Lancé le 17 mai sur Canal+, le deuxième chapitre de La Guerre des Mondes version franco-britannique, plus sombre que jamais, prend une dimension troublante en cette période de crise sanitaire. Peur de l'Autre, attaque bactériologique dévastatrice, ordre mondial bouleversé : l'adaptation du roman de H.G. Wells par le showrunner Howard Overman donne une perspective bien sombre à l'humanité.
Dans la série, Gabriel Byrne, acteur irlandais révélé dans Miller's Crossing des frères Coen et devenu une star internationale avec la série En Analyse, joue Bill Ward, un neuroscientifique de renom déterminé à trouver un remède contre les aliens qui ont quasiment éradiqué l'humanité en quelques jours.
Grand fan du roman original, l'acteur a trouvé un écho pertinent avec l'actualité lorsqu'on lui a présenté le projet d'adaptation quelques années plus tôt : "A l'époque, on m'avait demandé ce qu'étaient les aliens selon moi, et j'avais répondu l'environnement. Je pense que c'est ce que représentent ces créatures, la véritable menace de l'humanité, et comment nous allons devoir nous y confronter."

● ● ● ●

*Liste des tâches*:
1. Répondez à ces questions sur le texte consacré à La Guerre des Mondes :
(a) Sur quelle chaîne et à quelle date le deuxième chapitre a-t-il été lancé ?
(b) Quel personnage Gabriel Byrne joue-t-il dans la série ?
(c) D'après l'acteur, que sont les aliens ?
2. Pour chaque affirmation, dites si elle concorde avec le texte consacré à La Guerre des Mondes :
(a) La série adapte un roman de H.G. Wells.
(b) Gabriel Byrne a été révélé par la série En Analyse.
(c) Bill Ward veut trouver un remède contre les aliens.
3. Recopiez le passage du texte consacré à La Guerre des Mondes qui va de « Lancé le 17 » à « en quelques jours. », ces deux bouts compris.
Les enregistrements viennent d'une autre source.

Entrées d'annotation spatiale

● ● ● ●

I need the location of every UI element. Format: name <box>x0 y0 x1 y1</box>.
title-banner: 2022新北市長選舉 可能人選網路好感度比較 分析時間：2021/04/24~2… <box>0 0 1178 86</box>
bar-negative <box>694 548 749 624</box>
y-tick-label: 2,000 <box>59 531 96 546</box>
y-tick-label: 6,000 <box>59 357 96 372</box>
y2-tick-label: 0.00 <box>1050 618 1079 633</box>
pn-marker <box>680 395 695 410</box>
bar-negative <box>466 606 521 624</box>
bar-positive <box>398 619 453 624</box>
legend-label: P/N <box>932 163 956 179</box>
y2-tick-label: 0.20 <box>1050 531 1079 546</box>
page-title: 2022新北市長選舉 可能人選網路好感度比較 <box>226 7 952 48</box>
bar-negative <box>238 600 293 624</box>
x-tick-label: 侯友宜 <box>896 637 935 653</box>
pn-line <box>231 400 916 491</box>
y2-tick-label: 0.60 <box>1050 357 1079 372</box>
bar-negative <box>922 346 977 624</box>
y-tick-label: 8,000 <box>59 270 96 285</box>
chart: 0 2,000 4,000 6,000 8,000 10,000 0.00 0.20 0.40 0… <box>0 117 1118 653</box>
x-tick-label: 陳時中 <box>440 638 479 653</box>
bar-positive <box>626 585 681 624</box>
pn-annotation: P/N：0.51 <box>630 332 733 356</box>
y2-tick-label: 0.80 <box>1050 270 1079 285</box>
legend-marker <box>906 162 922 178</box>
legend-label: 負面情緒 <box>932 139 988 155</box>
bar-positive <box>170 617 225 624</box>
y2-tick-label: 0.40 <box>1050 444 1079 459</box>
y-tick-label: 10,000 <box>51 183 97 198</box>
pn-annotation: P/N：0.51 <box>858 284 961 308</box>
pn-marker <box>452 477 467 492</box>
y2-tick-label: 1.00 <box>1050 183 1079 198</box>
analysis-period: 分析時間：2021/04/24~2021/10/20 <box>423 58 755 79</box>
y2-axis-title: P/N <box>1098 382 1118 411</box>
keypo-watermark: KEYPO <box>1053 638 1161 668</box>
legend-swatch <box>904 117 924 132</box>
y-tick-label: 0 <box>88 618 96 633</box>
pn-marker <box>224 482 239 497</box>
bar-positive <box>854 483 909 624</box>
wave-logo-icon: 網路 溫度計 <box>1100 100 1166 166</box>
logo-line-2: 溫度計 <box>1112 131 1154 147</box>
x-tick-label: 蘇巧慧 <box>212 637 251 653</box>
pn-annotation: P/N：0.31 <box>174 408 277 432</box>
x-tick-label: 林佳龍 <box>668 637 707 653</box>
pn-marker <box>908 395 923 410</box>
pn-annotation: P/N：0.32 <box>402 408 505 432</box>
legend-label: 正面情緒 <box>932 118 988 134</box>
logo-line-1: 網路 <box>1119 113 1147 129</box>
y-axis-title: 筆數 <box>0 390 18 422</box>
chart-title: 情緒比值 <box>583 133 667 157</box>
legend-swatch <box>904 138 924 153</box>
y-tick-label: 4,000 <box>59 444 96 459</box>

● ● ● ●

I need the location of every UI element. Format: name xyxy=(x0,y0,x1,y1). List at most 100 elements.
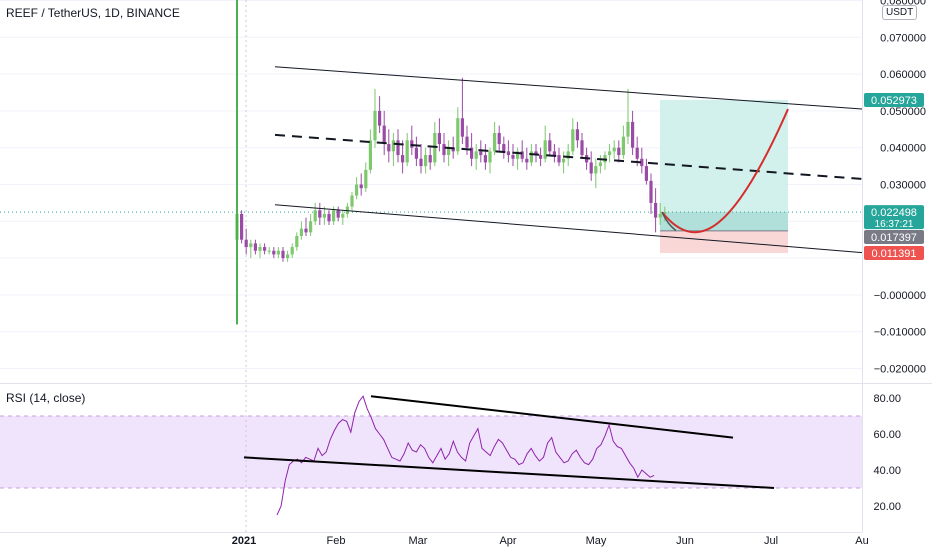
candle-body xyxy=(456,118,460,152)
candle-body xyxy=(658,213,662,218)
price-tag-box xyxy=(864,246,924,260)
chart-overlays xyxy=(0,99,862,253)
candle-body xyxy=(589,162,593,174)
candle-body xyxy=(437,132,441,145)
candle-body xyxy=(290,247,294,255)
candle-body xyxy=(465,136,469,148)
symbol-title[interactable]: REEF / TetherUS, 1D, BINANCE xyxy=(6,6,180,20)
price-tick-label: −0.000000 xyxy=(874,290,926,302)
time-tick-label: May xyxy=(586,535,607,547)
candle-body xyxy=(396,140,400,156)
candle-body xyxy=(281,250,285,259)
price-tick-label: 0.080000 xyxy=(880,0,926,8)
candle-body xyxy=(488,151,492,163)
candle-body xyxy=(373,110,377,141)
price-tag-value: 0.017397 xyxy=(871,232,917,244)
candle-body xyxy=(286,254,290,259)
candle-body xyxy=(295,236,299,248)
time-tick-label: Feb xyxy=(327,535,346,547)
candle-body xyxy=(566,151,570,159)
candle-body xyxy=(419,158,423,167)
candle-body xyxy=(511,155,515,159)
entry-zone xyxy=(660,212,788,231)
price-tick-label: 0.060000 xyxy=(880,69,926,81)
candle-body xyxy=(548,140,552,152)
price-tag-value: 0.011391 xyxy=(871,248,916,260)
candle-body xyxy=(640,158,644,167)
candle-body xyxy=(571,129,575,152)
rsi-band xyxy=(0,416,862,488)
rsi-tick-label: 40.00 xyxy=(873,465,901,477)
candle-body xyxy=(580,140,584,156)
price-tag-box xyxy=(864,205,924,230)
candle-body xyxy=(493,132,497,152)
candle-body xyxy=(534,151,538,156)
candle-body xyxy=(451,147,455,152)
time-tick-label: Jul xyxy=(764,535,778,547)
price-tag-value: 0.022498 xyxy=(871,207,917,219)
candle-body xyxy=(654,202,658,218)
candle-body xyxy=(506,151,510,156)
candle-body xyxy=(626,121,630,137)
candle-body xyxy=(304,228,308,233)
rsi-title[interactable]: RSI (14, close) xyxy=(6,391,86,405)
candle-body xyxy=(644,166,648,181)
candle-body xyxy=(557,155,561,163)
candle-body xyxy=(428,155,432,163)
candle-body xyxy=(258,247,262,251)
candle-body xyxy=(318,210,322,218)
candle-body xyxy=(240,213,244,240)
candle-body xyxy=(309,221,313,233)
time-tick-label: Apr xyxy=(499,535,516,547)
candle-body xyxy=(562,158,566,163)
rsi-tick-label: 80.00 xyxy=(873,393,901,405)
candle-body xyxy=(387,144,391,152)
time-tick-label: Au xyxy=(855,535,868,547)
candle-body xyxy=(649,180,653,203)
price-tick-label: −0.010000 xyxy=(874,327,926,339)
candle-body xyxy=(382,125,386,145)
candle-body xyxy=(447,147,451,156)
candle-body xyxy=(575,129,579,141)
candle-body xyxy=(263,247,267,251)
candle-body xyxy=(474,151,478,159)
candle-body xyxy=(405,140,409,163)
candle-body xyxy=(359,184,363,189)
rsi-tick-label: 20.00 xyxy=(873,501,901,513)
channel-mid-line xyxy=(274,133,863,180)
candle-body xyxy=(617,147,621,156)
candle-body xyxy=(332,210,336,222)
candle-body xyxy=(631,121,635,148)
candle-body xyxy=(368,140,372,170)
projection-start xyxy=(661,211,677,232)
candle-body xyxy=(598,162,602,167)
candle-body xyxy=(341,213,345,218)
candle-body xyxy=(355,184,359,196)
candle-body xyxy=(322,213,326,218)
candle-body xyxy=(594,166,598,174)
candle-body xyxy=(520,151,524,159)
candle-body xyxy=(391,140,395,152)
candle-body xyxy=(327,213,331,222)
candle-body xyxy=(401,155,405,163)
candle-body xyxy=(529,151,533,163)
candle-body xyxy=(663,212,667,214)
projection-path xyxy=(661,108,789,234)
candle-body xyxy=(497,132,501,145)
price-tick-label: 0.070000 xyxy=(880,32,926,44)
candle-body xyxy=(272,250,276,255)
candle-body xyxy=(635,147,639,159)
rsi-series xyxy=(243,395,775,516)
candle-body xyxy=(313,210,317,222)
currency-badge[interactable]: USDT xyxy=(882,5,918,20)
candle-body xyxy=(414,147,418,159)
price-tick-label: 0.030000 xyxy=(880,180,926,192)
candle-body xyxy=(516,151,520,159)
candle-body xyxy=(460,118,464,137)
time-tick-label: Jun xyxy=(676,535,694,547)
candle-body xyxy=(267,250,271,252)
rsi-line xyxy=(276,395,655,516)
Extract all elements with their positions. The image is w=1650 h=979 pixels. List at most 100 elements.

● ● ● ●

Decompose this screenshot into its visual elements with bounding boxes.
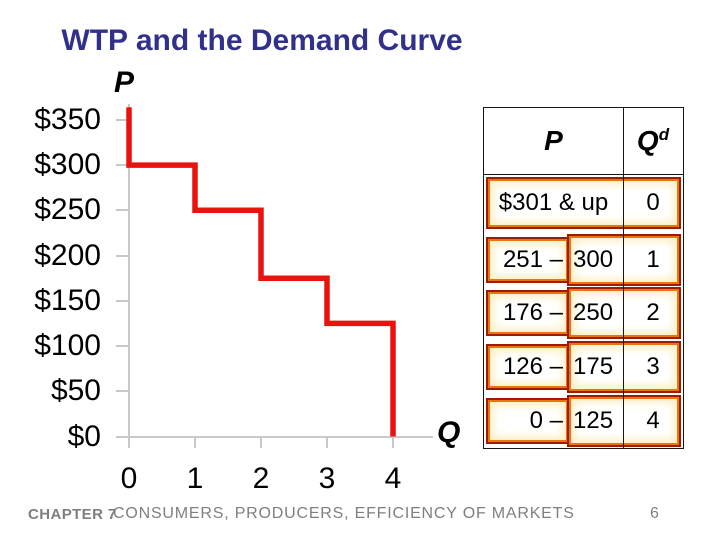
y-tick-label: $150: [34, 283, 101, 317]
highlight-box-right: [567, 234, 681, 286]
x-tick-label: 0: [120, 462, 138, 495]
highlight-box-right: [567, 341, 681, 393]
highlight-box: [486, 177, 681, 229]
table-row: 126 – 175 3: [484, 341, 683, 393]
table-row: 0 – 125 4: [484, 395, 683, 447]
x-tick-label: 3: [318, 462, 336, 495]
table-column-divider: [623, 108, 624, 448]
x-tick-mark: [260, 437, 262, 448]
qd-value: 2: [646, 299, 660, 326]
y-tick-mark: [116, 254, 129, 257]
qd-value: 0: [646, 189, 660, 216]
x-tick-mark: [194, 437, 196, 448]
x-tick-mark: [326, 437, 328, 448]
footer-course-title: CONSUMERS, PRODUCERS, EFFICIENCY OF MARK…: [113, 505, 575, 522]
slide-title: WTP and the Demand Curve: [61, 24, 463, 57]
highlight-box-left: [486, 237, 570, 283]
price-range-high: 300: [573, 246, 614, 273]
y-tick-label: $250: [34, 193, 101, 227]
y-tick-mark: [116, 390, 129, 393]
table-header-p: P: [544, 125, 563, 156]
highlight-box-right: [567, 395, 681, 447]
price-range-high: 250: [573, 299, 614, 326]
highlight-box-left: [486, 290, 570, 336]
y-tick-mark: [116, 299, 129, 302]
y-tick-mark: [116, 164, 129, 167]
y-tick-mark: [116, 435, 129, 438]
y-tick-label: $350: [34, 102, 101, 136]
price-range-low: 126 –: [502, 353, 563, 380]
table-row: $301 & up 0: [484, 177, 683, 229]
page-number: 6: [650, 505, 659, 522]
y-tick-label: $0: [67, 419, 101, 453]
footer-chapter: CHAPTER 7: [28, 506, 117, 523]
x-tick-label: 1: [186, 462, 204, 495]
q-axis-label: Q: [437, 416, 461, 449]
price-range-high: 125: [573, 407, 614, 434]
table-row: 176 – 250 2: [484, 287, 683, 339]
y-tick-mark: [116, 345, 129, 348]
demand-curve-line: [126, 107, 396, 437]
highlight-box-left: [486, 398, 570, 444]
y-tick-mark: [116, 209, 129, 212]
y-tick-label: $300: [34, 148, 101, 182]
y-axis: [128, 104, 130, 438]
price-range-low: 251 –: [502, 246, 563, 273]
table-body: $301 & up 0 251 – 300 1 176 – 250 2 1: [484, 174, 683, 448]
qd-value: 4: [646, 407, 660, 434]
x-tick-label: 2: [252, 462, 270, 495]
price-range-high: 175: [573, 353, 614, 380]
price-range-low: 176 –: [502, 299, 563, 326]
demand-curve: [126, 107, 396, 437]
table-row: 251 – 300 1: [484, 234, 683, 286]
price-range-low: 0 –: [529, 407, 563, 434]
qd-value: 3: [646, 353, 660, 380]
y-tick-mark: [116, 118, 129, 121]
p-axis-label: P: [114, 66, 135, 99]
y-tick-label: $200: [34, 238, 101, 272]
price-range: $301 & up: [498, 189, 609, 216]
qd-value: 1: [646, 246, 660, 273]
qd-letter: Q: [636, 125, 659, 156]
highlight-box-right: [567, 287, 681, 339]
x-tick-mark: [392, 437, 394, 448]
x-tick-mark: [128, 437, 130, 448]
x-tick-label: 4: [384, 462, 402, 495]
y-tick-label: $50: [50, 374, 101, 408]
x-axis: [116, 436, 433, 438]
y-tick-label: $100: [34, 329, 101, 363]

● ● ● ●

*Liste des solutions*:
1.
(a) Sur Canal+, le 17 mai.
(b) Bill Ward, un neuroscientifique de renom.
(c) L'environnement.

2.
(a) Oui : « l'adaptation du roman de H.G. Wells ».
(b) Non : « révélé dans Miller's Crossing des frères Coen et devenu une star internationale avec la série En Analyse ».
(c) Oui : « déterminé à trouver un remède contre les aliens ».

3.
Lancé le 17 mai sur Canal+, le deuxième chapitre de La Guerre des Mondes version franco-britannique, plus sombre que jamais, prend une dimension troublante en cette période de crise sanitaire. Peur de l'Autre, attaque bactériologique dévastatrice, ordre mondial bouleversé : l'adaptation du roman de H.G. Wells par le showrunner Howard Overman donne une perspective bien sombre à l'humanité.
Dans la série, Gabriel Byrne, acteur irlandais révélé dans Miller's Crossing des frères Coen et devenu une star internationale avec la série En Analyse, joue Bill Ward, un neuroscientifique de renom déterminé à trouver un remède contre les aliens qui ont quasiment éradiqué l'humanité en quelques jours.